From the entries below, list each line with "Скорост".

Figure contents as structured data
_ _ _ _

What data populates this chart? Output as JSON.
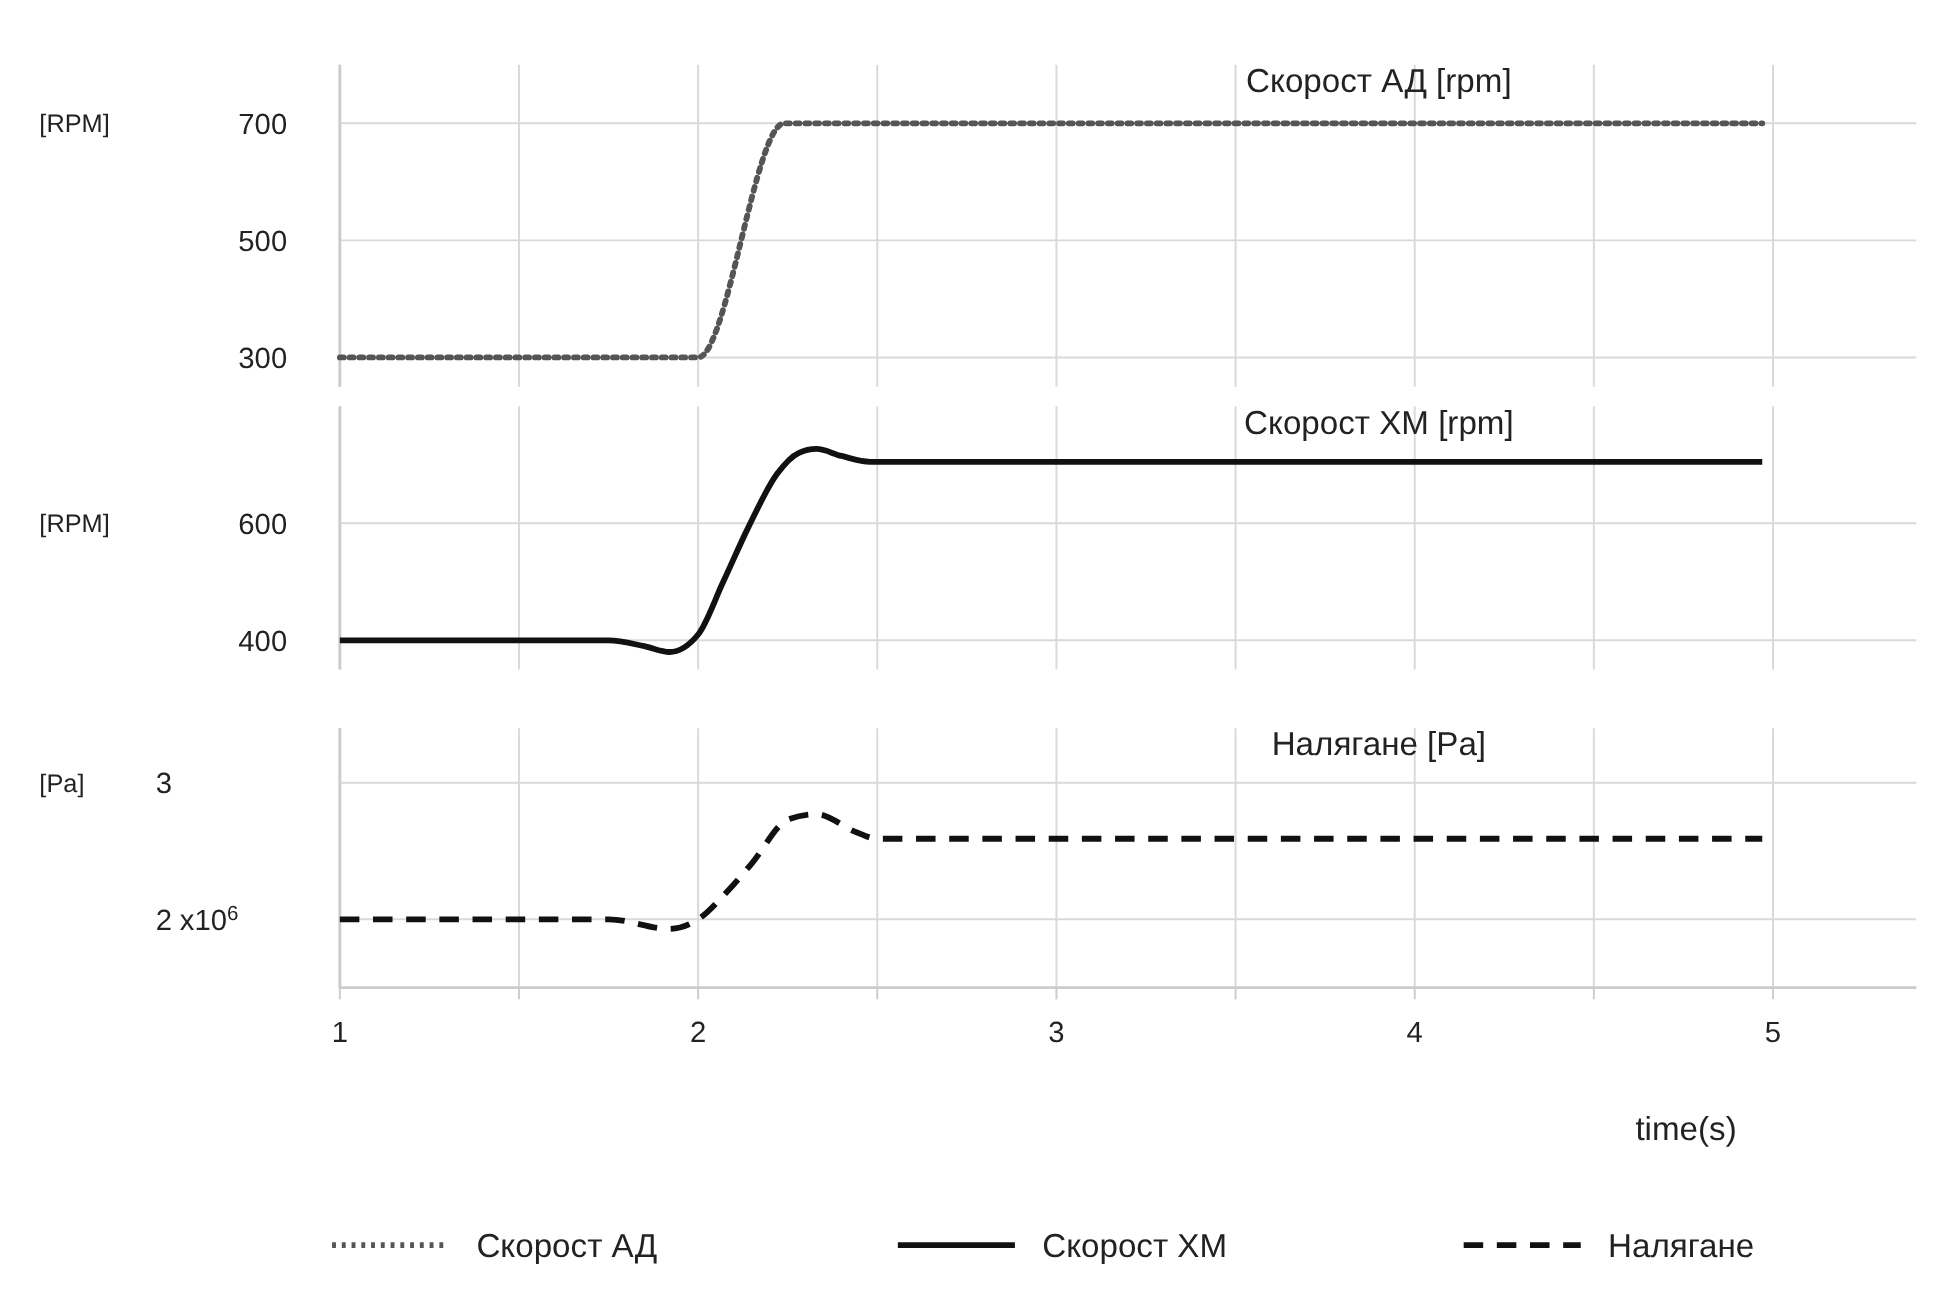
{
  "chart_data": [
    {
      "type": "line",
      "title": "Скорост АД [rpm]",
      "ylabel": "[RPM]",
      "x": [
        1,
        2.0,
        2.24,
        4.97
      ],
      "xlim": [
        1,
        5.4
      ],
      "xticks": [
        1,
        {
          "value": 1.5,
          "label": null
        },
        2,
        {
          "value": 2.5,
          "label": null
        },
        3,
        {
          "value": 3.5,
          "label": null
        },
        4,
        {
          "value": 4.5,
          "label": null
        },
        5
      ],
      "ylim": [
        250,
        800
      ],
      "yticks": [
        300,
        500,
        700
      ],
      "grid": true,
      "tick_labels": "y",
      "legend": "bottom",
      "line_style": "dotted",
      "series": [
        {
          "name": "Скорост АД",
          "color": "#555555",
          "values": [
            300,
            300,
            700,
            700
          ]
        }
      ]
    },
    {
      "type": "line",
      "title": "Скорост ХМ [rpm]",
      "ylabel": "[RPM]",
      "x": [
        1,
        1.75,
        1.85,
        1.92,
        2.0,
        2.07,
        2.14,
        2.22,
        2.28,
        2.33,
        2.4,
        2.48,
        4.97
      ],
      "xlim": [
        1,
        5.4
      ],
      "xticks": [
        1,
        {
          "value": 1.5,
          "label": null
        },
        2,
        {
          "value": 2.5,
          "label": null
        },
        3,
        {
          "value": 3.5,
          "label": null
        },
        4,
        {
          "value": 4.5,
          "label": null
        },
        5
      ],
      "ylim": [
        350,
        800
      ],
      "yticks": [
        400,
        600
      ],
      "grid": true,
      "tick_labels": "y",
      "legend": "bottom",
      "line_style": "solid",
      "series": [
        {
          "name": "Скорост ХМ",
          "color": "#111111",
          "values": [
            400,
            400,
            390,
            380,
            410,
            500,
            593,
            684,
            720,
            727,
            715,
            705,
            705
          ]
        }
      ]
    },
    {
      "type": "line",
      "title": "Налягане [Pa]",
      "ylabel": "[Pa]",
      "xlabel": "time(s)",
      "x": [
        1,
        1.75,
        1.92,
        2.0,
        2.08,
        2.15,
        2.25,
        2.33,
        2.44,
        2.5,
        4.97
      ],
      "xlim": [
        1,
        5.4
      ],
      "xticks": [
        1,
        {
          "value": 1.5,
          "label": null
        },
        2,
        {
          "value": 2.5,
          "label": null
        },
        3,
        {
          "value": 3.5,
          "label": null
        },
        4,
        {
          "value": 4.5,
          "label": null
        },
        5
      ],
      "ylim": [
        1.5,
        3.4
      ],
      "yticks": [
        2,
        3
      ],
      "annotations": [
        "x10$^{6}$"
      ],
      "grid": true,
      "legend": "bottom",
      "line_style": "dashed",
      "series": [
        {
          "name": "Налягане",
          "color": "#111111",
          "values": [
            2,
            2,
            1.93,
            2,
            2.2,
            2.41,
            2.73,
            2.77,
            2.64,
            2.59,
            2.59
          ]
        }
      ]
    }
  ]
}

_ _ _ _

▸ **Answer to the task**
      "title": "Скорост АД [rpm]",
          "name": "Скорост АД",
      "title": "Скорост ХМ [rpm]",
          "name": "Скорост ХМ",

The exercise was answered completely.